(Dataset listings of figures)
_ _ _

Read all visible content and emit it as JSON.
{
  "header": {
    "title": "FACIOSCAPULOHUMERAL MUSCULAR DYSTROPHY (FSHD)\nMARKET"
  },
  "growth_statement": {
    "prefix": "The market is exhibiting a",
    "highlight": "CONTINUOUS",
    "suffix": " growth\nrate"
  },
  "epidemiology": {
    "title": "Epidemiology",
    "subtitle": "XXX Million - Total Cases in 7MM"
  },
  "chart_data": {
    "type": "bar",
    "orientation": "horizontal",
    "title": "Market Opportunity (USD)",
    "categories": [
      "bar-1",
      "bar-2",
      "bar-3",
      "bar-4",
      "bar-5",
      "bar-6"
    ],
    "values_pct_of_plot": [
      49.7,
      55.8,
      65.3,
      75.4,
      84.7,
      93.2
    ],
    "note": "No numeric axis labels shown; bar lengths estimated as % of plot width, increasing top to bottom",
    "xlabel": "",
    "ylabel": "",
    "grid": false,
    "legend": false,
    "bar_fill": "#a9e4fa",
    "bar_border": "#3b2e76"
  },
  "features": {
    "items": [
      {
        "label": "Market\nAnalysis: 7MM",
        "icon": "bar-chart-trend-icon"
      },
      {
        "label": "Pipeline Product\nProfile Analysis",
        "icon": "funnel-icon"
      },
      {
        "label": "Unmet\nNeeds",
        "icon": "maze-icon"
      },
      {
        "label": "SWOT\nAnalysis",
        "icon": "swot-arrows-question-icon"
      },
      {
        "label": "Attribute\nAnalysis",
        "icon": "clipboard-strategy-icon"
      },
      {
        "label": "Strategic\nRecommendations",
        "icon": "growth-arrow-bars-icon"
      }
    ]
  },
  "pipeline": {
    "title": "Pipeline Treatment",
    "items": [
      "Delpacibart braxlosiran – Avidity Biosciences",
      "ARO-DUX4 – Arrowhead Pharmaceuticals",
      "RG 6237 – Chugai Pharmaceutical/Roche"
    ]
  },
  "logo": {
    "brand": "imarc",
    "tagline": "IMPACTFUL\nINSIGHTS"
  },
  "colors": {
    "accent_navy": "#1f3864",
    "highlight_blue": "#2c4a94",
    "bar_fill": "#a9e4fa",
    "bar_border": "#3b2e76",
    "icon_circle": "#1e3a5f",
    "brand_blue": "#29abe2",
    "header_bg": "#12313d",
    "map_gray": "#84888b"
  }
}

_ _ _

*The problem*: Every entry should be output exactly as written, please.

*Reply to the exercise*:
Read all visible content and emit it as JSON.
{
  "header": {
    "title": "FACIOSCAPULOHUMERAL MUSCULAR DYSTROPHY (FSHD)\nMARKET"
  },
  "growth_statement": {
    "prefix": "The market is exhibiting a",
    "highlight": "CONTINUOUS",
    "suffix": " growth\nrate"
  },
  "epidemiology": {
    "title": "Epidemiology",
    "subtitle": "XXX Million - Total Cases in 7MM"
  },
  "chart_data": {
    "type": "bar",
    "orientation": "horizontal",
    "title": "Market Opportunity (USD)",
    "categories": [
      "bar-1",
      "bar-2",
      "bar-3",
      "bar-4",
      "bar-5",
      "bar-6"
    ],
    "values_pct_of_plot": [
      49.7,
      55.8,
      65.3,
      75.4,
      84.7,
      93.2
    ],
    "note": "No numeric axis labels shown; bar lengths estimated as % of plot width, increasing top to bottom",
    "xlabel": "",
    "ylabel": "",
    "grid": false,
    "legend": false,
    "bar_fill": "#a9e4fa",
    "bar_border": "#3b2e76"
  },
  "features": {
    "items": [
      {
        "label": "Market\nAnalysis: 7MM",
        "icon": "bar-chart-trend-icon"
      },
      {
        "label": "Pipeline Product\nProfile Analysis",
        "icon": "funnel-icon"
      },
      {
        "label": "Unmet\nNeeds",
        "icon": "maze-icon"
      },
      {
        "label": "SWOT\nAnalysis",
        "icon": "swot-arrows-question-icon"
      },
      {
        "label": "Attribute\nAnalysis",
        "icon": "clipboard-strategy-icon"
      },
      {
        "label": "Strategic\nRecommendations",
        "icon": "growth-arrow-bars-icon"
      }
    ]
  },
  "pipeline": {
    "title": "Pipeline Treatment",
    "items": [
      "Delpacibart braxlosiran – Avidity Biosciences",
      "ARO-DUX4 – Arrowhead Pharmaceuticals",
      "RG 6237 – Chugai Pharmaceutical/Roche"
    ]
  },
  "logo": {
    "brand": "imarc",
    "tagline": "IMPACTFUL\nINSIGHTS"
  },
  "colors": {
    "accent_navy": "#1f3864",
    "highlight_blue": "#2c4a94",
    "bar_fill": "#a9e4fa",
    "bar_border": "#3b2e76",
    "icon_circle": "#1e3a5f",
    "brand_blue": "#29abe2",
    "header_bg": "#12313d",
    "map_gray": "#84888b"
  }
}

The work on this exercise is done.